__Data entries__:
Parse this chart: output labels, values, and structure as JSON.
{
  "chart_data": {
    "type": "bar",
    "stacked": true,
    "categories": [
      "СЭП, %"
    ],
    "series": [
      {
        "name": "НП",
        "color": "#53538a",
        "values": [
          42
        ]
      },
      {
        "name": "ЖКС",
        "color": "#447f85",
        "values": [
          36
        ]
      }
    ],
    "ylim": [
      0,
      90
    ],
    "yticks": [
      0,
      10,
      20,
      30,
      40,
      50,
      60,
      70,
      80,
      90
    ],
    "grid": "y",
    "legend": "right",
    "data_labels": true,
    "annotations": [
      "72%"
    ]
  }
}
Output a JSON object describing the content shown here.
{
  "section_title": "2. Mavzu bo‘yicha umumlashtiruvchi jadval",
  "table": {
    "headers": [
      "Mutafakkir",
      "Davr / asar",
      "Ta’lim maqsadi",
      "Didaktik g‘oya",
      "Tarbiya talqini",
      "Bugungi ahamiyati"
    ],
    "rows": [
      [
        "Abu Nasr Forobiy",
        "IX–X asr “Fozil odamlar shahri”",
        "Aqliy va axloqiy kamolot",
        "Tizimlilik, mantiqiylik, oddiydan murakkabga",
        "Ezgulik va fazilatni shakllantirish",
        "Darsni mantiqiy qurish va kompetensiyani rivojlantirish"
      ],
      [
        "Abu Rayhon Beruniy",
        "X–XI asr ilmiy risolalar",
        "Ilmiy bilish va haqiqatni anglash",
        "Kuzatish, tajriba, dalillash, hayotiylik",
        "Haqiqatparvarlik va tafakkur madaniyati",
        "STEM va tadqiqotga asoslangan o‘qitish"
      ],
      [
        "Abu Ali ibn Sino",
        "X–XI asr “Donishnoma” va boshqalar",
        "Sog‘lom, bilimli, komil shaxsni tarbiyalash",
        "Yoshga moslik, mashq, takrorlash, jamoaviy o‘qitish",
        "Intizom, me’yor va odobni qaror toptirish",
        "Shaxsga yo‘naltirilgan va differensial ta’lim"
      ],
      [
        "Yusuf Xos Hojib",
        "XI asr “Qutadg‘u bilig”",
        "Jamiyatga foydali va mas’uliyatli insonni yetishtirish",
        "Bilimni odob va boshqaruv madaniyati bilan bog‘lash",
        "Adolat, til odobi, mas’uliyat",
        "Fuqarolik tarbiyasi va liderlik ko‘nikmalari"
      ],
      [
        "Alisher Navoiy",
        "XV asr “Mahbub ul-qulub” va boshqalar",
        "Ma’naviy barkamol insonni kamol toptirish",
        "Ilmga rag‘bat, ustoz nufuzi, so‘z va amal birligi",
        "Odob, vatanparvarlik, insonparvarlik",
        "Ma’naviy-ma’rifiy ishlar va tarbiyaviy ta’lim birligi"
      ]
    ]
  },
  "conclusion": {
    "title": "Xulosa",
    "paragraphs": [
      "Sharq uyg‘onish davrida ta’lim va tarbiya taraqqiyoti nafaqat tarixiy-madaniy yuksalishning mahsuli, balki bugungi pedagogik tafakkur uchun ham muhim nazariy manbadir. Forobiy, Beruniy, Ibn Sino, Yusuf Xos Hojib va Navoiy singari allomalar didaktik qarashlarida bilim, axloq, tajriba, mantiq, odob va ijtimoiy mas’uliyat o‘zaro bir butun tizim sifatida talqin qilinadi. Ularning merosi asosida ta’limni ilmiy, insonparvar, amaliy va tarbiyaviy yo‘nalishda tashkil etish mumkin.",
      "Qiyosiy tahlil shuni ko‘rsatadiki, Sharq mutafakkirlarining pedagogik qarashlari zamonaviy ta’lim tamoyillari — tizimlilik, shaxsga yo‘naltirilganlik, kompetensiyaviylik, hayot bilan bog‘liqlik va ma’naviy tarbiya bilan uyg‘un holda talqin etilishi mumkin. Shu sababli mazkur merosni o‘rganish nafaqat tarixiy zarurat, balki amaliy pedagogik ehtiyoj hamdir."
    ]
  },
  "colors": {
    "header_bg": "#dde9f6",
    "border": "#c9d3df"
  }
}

__Required task__: Copy every line above in which the string "boshqalar" shows up.

__Full answer__:
        "X–XI asr “Donishnoma” va boshqalar",
        "XV asr “Mahbub ul-qulub” va boshqalar",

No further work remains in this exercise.